>> Begin Material to process
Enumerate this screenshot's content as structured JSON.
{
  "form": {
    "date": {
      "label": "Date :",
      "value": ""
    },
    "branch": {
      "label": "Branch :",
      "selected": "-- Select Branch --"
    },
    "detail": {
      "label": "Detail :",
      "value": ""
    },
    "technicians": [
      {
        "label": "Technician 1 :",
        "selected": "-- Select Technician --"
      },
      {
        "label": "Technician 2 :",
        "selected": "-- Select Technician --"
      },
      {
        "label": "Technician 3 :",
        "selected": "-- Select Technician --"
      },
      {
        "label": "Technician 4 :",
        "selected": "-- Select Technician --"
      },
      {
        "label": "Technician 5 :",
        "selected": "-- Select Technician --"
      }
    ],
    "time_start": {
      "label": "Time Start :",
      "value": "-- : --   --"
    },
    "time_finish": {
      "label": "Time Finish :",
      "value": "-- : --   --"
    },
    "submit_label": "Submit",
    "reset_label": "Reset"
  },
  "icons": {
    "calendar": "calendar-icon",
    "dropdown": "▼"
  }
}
>> End Material to process
Print the records above exactly as they appear.

Enumerate this screenshot's content as structured JSON.
{
  "form": {
    "date": {
      "label": "Date :",
      "value": ""
    },
    "branch": {
      "label": "Branch :",
      "selected": "-- Select Branch --"
    },
    "detail": {
      "label": "Detail :",
      "value": ""
    },
    "technicians": [
      {
        "label": "Technician 1 :",
        "selected": "-- Select Technician --"
      },
      {
        "label": "Technician 2 :",
        "selected": "-- Select Technician --"
      },
      {
        "label": "Technician 3 :",
        "selected": "-- Select Technician --"
      },
      {
        "label": "Technician 4 :",
        "selected": "-- Select Technician --"
      },
      {
        "label": "Technician 5 :",
        "selected": "-- Select Technician --"
      }
    ],
    "time_start": {
      "label": "Time Start :",
      "value": "-- : --   --"
    },
    "time_finish": {
      "label": "Time Finish :",
      "value": "-- : --   --"
    },
    "submit_label": "Submit",
    "reset_label": "Reset"
  },
  "icons": {
    "calendar": "calendar-icon",
    "dropdown": "▼"
  }
}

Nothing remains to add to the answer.